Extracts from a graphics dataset
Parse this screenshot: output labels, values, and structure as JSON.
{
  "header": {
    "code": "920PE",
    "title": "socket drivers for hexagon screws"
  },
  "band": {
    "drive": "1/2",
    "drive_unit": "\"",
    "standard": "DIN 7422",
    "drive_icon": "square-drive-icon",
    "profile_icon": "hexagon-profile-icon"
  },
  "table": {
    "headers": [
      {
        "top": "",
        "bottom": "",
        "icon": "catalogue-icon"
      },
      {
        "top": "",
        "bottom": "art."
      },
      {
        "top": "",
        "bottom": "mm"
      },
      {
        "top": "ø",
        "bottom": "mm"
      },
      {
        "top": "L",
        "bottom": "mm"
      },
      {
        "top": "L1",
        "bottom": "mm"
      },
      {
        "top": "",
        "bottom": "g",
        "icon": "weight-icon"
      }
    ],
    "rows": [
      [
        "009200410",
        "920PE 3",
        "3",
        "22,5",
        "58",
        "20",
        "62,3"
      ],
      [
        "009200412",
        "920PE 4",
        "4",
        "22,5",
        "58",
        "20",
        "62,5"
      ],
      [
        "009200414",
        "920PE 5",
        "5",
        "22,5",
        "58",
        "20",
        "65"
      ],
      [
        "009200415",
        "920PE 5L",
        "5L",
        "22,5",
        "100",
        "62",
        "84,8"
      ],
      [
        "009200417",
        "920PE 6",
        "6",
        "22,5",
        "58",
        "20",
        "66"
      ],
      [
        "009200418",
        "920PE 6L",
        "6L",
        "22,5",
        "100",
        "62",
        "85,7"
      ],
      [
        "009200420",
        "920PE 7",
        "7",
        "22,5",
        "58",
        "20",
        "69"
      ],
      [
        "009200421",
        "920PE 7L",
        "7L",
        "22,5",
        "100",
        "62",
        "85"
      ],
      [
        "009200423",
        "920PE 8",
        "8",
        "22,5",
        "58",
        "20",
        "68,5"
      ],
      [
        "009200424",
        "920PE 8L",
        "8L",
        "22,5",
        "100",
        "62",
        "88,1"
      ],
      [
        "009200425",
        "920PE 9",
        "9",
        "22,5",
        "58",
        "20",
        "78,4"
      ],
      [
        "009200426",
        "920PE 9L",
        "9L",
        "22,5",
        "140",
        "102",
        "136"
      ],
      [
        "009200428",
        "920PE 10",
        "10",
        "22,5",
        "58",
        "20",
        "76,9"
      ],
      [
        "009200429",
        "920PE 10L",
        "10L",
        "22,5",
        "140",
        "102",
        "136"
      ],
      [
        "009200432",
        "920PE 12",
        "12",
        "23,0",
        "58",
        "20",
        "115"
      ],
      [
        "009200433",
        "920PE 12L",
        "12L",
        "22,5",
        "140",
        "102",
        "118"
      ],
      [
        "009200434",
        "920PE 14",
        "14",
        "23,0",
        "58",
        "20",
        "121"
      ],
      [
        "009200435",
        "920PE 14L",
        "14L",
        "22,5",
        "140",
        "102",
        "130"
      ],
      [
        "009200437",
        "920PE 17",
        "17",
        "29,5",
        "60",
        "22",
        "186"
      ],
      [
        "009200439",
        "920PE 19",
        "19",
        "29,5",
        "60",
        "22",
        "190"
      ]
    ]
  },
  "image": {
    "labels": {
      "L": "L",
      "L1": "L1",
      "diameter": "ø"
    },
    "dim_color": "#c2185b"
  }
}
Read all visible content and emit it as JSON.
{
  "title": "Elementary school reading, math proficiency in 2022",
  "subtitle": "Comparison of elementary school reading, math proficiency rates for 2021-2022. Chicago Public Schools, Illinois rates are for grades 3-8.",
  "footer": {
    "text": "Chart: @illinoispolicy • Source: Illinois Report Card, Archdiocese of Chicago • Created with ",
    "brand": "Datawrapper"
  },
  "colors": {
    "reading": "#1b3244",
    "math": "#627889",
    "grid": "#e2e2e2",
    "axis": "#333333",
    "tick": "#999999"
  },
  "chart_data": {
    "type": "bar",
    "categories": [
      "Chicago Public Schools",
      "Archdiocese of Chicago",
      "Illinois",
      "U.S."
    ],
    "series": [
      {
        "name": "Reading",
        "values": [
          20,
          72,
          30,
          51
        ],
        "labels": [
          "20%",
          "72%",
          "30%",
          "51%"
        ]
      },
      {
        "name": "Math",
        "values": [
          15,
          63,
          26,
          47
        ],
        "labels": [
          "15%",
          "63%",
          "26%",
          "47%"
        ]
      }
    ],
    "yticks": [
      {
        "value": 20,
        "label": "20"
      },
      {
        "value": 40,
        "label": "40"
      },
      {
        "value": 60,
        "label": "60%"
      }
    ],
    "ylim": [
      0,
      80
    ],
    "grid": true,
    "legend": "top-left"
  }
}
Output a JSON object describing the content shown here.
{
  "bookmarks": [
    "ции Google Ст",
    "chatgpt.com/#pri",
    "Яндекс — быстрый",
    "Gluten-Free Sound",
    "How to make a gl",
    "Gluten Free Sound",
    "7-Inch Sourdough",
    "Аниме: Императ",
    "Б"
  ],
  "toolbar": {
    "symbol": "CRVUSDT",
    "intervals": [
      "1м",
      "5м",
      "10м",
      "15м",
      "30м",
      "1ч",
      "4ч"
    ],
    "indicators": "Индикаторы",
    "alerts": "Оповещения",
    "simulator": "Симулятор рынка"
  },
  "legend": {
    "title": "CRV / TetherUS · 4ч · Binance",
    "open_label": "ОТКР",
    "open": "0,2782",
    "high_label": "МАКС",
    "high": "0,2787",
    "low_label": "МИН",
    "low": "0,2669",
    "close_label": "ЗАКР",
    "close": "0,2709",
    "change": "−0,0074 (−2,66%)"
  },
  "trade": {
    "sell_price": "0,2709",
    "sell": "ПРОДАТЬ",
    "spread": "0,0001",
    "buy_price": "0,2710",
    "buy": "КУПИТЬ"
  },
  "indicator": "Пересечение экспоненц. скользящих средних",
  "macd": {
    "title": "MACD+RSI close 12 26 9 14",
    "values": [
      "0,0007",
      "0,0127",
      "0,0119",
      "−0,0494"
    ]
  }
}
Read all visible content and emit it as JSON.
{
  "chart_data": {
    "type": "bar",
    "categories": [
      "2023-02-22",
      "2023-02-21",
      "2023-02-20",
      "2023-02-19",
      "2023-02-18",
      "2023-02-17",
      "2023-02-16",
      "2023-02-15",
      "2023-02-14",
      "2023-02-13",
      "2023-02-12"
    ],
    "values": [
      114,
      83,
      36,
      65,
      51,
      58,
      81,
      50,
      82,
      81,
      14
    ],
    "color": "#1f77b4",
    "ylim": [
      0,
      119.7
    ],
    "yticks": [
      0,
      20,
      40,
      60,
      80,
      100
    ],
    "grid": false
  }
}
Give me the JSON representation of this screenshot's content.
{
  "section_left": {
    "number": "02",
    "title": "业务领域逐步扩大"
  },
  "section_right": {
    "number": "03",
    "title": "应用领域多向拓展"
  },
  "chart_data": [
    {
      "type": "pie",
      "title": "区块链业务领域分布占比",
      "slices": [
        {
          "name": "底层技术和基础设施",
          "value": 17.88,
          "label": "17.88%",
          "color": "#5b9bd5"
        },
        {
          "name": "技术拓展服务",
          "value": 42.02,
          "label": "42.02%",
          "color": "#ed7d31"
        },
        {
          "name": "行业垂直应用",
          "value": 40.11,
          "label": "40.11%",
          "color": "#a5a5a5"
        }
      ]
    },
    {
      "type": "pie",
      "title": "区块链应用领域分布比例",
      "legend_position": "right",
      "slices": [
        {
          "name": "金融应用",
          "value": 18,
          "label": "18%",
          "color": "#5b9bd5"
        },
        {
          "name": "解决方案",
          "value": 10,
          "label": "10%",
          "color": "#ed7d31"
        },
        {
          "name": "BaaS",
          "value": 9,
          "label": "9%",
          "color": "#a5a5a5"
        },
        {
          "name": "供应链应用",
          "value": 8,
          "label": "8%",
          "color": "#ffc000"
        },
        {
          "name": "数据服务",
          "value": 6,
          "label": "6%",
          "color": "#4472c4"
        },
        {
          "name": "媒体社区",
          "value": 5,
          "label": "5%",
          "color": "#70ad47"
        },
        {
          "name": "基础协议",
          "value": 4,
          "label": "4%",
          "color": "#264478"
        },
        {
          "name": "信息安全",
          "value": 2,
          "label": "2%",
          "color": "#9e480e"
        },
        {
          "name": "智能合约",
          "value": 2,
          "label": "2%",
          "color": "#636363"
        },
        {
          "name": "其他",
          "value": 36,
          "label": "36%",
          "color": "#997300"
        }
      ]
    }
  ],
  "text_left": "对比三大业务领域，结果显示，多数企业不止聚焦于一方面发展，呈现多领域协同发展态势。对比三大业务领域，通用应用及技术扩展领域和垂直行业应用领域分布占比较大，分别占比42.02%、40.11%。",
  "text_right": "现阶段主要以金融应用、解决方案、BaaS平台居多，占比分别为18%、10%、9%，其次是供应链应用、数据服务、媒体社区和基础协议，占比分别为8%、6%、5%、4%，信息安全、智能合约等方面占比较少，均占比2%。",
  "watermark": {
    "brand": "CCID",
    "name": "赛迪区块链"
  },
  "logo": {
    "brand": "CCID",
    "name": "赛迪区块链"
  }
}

▸ What to do:
Identify and copy all lines with the word "Illinois".

▸ Solution to this exercise:
  "subtitle": "Comparison of elementary school reading, math proficiency rates for 2021-2022. Chicago Public Schools, Illinois rates are for grades 3-8.",
    "text": "Chart: @illinoispolicy • Source: Illinois Report Card, Archdiocese of Chicago • Created with ",
      "Illinois",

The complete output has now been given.